TASK DIRECTIONS:
Reproduce each line of the listing exactly.
═════ RECORDS SHOWN ═════
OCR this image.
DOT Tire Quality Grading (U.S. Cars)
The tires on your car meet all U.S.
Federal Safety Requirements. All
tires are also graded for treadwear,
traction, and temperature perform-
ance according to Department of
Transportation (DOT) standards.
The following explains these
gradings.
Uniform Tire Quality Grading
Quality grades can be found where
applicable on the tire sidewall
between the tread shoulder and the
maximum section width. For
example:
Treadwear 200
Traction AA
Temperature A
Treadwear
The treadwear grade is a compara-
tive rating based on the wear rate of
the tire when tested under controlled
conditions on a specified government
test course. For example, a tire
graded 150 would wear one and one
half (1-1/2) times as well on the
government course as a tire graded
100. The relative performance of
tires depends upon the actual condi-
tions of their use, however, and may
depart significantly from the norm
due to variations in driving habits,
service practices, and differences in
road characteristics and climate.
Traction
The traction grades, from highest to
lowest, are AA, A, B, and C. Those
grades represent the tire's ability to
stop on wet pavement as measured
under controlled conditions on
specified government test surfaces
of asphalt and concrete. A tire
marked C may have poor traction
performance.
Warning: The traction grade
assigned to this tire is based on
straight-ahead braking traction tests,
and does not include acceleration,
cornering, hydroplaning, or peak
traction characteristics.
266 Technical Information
═════
CORRECT OUTPUT:
OCR this image.
DOT Tire Quality Grading (U.S. Cars)
The tires on your car meet all U.S.
Federal Safety Requirements. All
tires are also graded for treadwear,
traction, and temperature perform-
ance according to Department of
Transportation (DOT) standards.
The following explains these
gradings.
Uniform Tire Quality Grading
Quality grades can be found where
applicable on the tire sidewall
between the tread shoulder and the
maximum section width. For
example:
Treadwear 200
Traction AA
Temperature A
Treadwear
The treadwear grade is a compara-
tive rating based on the wear rate of
the tire when tested under controlled
conditions on a specified government
test course. For example, a tire
graded 150 would wear one and one
half (1-1/2) times as well on the
government course as a tire graded
100. The relative performance of
tires depends upon the actual condi-
tions of their use, however, and may
depart significantly from the norm
due to variations in driving habits,
service practices, and differences in
road characteristics and climate.
Traction
The traction grades, from highest to
lowest, are AA, A, B, and C. Those
grades represent the tire's ability to
stop on wet pavement as measured
under controlled conditions on
specified government test surfaces
of asphalt and concrete. A tire
marked C may have poor traction
performance.
Warning: The traction grade
assigned to this tire is based on
straight-ahead braking traction tests,
and does not include acceleration,
cornering, hydroplaning, or peak
traction characteristics.
266 Technical Information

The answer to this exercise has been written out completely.